───── Excerpted records

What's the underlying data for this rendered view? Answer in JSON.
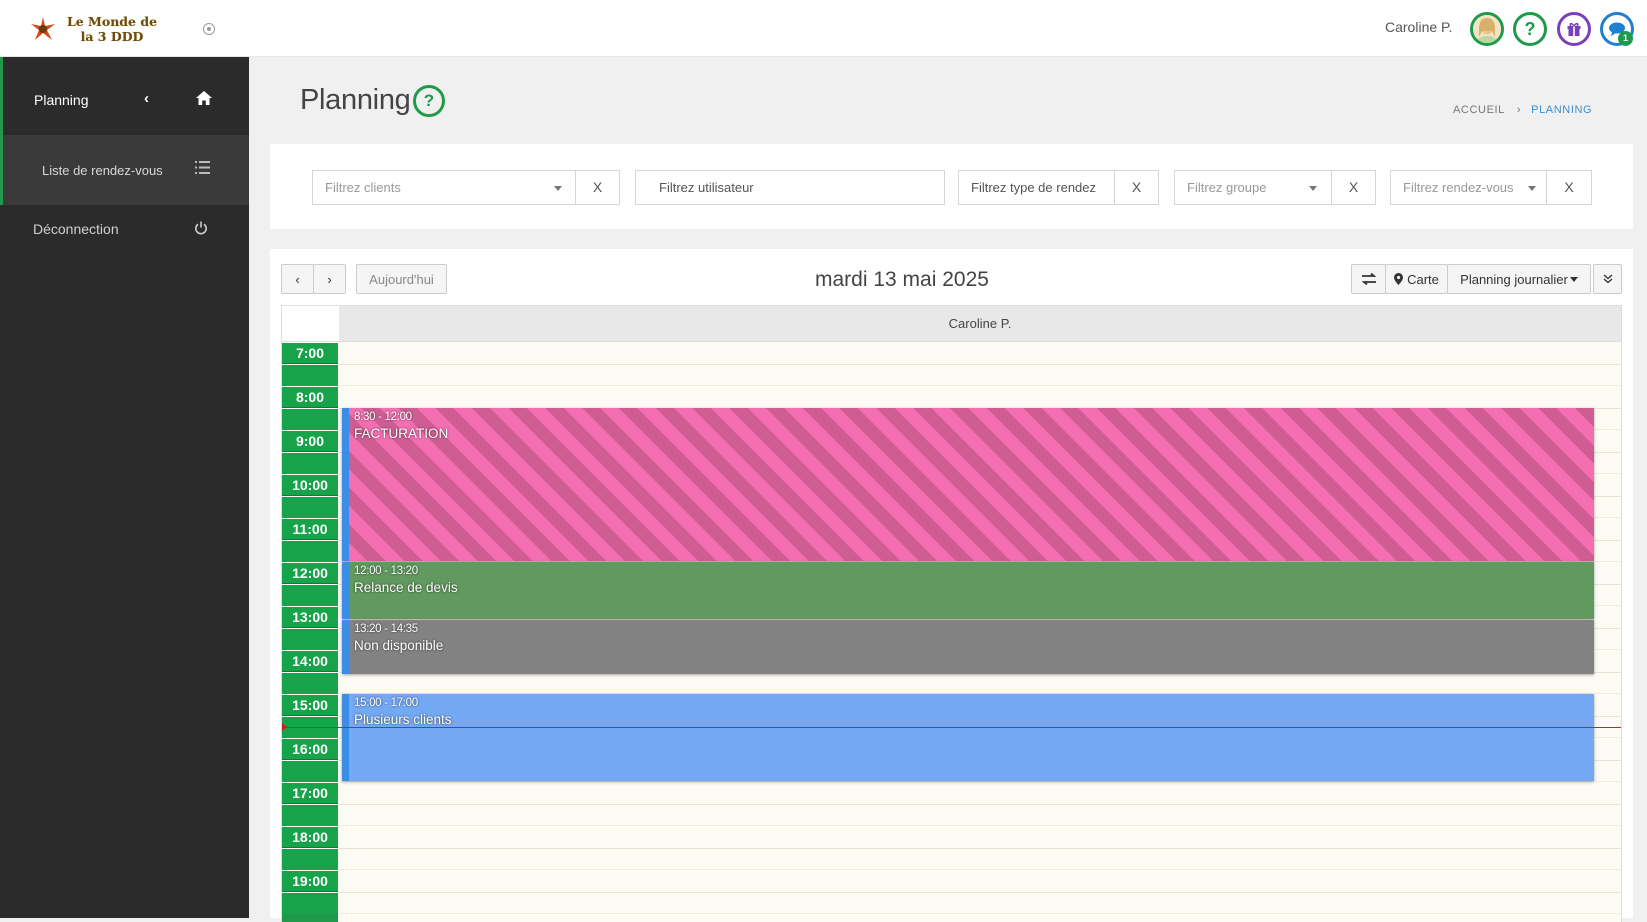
{
  "app": {
    "logo_text": "Le Monde de la 3 DDD",
    "user_name": "Caroline P.",
    "chat_badge": "1",
    "help_icon": "question-circle-icon",
    "gift_icon": "gift-icon",
    "chat_icon": "chat-icon"
  },
  "sidebar": {
    "planning_label": "Planning",
    "sub_label": "Liste de rendez-vous",
    "logout_label": "Déconnection"
  },
  "header": {
    "title": "Planning",
    "breadcrumb_home": "ACCUEIL",
    "breadcrumb_sep": "›",
    "breadcrumb_current": "PLANNING"
  },
  "filters": {
    "clients": "Filtrez clients",
    "utilisateur": "Filtrez utilisateur",
    "type": "Filtrez type de rendez",
    "groupe": "Filtrez groupe",
    "rendez_vous": "Filtrez rendez-vous",
    "clear": "X"
  },
  "calendar": {
    "prev": "‹",
    "next": "›",
    "today": "Aujourd'hui",
    "date": "mardi 13 mai 2025",
    "swap_icon": "swap-icon",
    "map_label": "Carte",
    "view_label": "Planning journalier",
    "expand_icon": "double-chevron-down-icon",
    "column": "Caroline P.",
    "hours": [
      "7:00",
      "8:00",
      "9:00",
      "10:00",
      "11:00",
      "12:00",
      "13:00",
      "14:00",
      "15:00",
      "16:00",
      "17:00",
      "18:00",
      "19:00"
    ]
  },
  "events": [
    {
      "time": "8:30 - 12:00",
      "name": "FACTURATION",
      "color": "#f36fb1"
    },
    {
      "time": "12:00 - 13:20",
      "name": "Relance de devis",
      "color": "#61995e"
    },
    {
      "time": "13:20 - 14:35",
      "name": "Non disponible",
      "color": "#828282"
    },
    {
      "time": "15:00 - 17:00",
      "name": "Plusieurs clients",
      "color": "#73a9f2"
    }
  ],
  "colors": {
    "accent": "#1f9a4a",
    "sidebar": "#2b2b2b",
    "breadcrumb_active": "#3a8fd0",
    "now_line": "#d02020"
  }
}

──────────

**Task:** Say how many lines contain the string "icon", giving nothing but the count.

**The completed task:** 5